(Exercise objective) Reproduce each line of the material precisely.

(Given records)
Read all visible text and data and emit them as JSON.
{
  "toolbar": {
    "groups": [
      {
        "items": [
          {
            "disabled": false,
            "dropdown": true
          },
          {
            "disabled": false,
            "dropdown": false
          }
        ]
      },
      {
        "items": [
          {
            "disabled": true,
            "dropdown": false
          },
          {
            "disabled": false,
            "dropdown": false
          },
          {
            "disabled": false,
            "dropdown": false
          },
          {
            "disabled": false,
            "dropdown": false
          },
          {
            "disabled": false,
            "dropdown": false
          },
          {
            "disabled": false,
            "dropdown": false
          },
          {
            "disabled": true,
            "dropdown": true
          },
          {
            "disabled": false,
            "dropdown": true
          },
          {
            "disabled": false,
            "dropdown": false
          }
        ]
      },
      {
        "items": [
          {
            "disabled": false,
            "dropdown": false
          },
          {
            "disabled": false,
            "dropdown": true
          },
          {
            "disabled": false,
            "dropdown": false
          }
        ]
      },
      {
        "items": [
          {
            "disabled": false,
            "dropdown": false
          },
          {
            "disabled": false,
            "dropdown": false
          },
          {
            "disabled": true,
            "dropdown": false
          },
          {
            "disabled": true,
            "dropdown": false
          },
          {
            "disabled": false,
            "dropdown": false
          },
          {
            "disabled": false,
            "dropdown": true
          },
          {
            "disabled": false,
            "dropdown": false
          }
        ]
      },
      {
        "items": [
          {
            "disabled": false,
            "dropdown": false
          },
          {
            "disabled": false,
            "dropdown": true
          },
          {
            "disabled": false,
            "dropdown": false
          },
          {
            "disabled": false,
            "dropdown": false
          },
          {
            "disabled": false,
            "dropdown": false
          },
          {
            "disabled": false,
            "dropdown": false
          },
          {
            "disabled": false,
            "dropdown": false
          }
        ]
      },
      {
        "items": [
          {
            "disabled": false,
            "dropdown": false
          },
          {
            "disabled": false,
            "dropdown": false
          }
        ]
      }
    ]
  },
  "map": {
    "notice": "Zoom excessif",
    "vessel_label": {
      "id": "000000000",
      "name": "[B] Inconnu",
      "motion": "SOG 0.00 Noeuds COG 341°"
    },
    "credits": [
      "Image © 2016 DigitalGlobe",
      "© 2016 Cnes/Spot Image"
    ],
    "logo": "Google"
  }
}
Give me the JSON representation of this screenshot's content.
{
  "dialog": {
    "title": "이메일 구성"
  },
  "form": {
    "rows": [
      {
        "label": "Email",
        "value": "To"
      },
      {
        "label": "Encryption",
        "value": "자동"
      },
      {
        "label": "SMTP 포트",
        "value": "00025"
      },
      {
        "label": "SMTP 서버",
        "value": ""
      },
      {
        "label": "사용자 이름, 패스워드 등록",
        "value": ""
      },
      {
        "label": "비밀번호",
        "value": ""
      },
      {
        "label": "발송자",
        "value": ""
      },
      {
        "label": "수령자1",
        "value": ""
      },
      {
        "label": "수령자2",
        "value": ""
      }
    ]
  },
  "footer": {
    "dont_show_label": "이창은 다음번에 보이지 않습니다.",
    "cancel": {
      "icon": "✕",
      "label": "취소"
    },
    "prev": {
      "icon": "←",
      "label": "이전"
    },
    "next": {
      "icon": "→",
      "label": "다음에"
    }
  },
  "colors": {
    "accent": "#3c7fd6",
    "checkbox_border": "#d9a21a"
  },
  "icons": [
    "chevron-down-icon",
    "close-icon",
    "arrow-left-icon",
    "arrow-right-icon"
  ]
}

(Response below)
Read all visible text and data and emit them as JSON.
{
  "toolbar": {
    "groups": [
      {
        "items": [
          {
            "disabled": false,
            "dropdown": true
          },
          {
            "disabled": false,
            "dropdown": false
          }
        ]
      },
      {
        "items": [
          {
            "disabled": true,
            "dropdown": false
          },
          {
            "disabled": false,
            "dropdown": false
          },
          {
            "disabled": false,
            "dropdown": false
          },
          {
            "disabled": false,
            "dropdown": false
          },
          {
            "disabled": false,
            "dropdown": false
          },
          {
            "disabled": false,
            "dropdown": false
          },
          {
            "disabled": true,
            "dropdown": true
          },
          {
            "disabled": false,
            "dropdown": true
          },
          {
            "disabled": false,
            "dropdown": false
          }
        ]
      },
      {
        "items": [
          {
            "disabled": false,
            "dropdown": false
          },
          {
            "disabled": false,
            "dropdown": true
          },
          {
            "disabled": false,
            "dropdown": false
          }
        ]
      },
      {
        "items": [
          {
            "disabled": false,
            "dropdown": false
          },
          {
            "disabled": false,
            "dropdown": false
          },
          {
            "disabled": true,
            "dropdown": false
          },
          {
            "disabled": true,
            "dropdown": false
          },
          {
            "disabled": false,
            "dropdown": false
          },
          {
            "disabled": false,
            "dropdown": true
          },
          {
            "disabled": false,
            "dropdown": false
          }
        ]
      },
      {
        "items": [
          {
            "disabled": false,
            "dropdown": false
          },
          {
            "disabled": false,
            "dropdown": true
          },
          {
            "disabled": false,
            "dropdown": false
          },
          {
            "disabled": false,
            "dropdown": false
          },
          {
            "disabled": false,
            "dropdown": false
          },
          {
            "disabled": false,
            "dropdown": false
          },
          {
            "disabled": false,
            "dropdown": false
          }
        ]
      },
      {
        "items": [
          {
            "disabled": false,
            "dropdown": false
          },
          {
            "disabled": false,
            "dropdown": false
          }
        ]
      }
    ]
  },
  "map": {
    "notice": "Zoom excessif",
    "vessel_label": {
      "id": "000000000",
      "name": "[B] Inconnu",
      "motion": "SOG 0.00 Noeuds COG 341°"
    },
    "credits": [
      "Image © 2016 DigitalGlobe",
      "© 2016 Cnes/Spot Image"
    ],
    "logo": "Google"
  }
}
Give me the JSON representation of this screenshot's content.
{
  "dialog": {
    "title": "이메일 구성"
  },
  "form": {
    "rows": [
      {
        "label": "Email",
        "value": "To"
      },
      {
        "label": "Encryption",
        "value": "자동"
      },
      {
        "label": "SMTP 포트",
        "value": "00025"
      },
      {
        "label": "SMTP 서버",
        "value": ""
      },
      {
        "label": "사용자 이름, 패스워드 등록",
        "value": ""
      },
      {
        "label": "비밀번호",
        "value": ""
      },
      {
        "label": "발송자",
        "value": ""
      },
      {
        "label": "수령자1",
        "value": ""
      },
      {
        "label": "수령자2",
        "value": ""
      }
    ]
  },
  "footer": {
    "dont_show_label": "이창은 다음번에 보이지 않습니다.",
    "cancel": {
      "icon": "✕",
      "label": "취소"
    },
    "prev": {
      "icon": "←",
      "label": "이전"
    },
    "next": {
      "icon": "→",
      "label": "다음에"
    }
  },
  "colors": {
    "accent": "#3c7fd6",
    "checkbox_border": "#d9a21a"
  },
  "icons": [
    "chevron-down-icon",
    "close-icon",
    "arrow-left-icon",
    "arrow-right-icon"
  ]
}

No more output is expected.